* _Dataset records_
"""
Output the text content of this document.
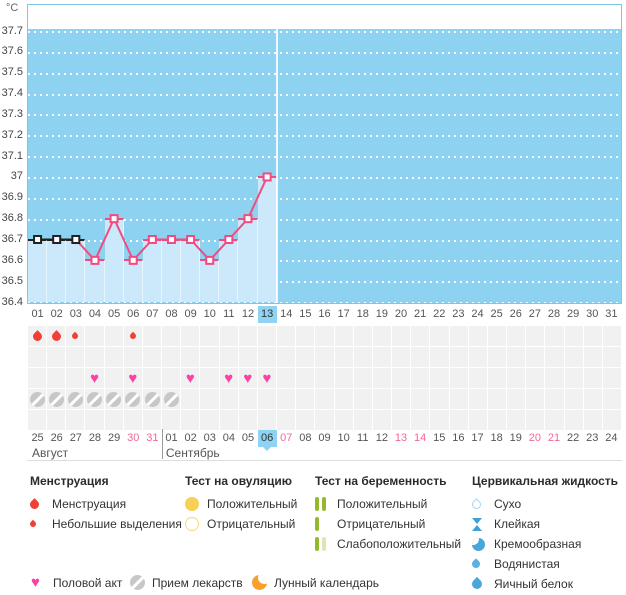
°C
37.7
37.6
37.5
37.4
37.3
37.2
37.1
37
36.9
36.8
36.7
36.6
36.5
36.4
01 02 03 04 05 06 07 08 09 10 11 12 13 14 15 16 17 18 19 20 21 22 23 24 25 26 27 28 29 30 31
♥
♥
♥
♥
♥
♥
25 26 27 28 29 30 31 01 02 03 04 05 06 07 08 09 10 11 12 13 14 15 16 17 18 19 20 21 22 23 24
Август	Сентябрь
Менструация
Менструация
Небольшие выделения
Тест на овуляцию
Положительный
Отрицательный
Тест на беременность
Положительный
Отрицательный
Слабоположительный
Цервикальная жидкость
Сухо
Клейкая
Кремообразная
Водянистая
Яичный белок
♥
Половой акт Прием лекарств	Лунный календарь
"""
* _DESCRIPTION OF THE TASK_
Repeat the listing in full and exactly. Do not include any images.

* _EXERCISE ANSWER_
Output the text content of this document.
°C
37.7
37.6
37.5
37.4
37.3
37.2
37.1
37
36.9
36.8
36.7
36.6
36.5
36.4
01 02 03 04 05 06 07 08 09 10 11 12 13 14 15 16 17 18 19 20 21 22 23 24 25 26 27 28 29 30 31
♥
♥
♥
♥
♥
♥
25 26 27 28 29 30 31 01 02 03 04 05 06 07 08 09 10 11 12 13 14 15 16 17 18 19 20 21 22 23 24
Август	Сентябрь
Менструация
Менструация
Небольшие выделения
Тест на овуляцию
Положительный
Отрицательный
Тест на беременность
Положительный
Отрицательный
Слабоположительный
Цервикальная жидкость
Сухо
Клейкая
Кремообразная
Водянистая
Яичный белок
♥
Половой акт Прием лекарств	Лунный календарь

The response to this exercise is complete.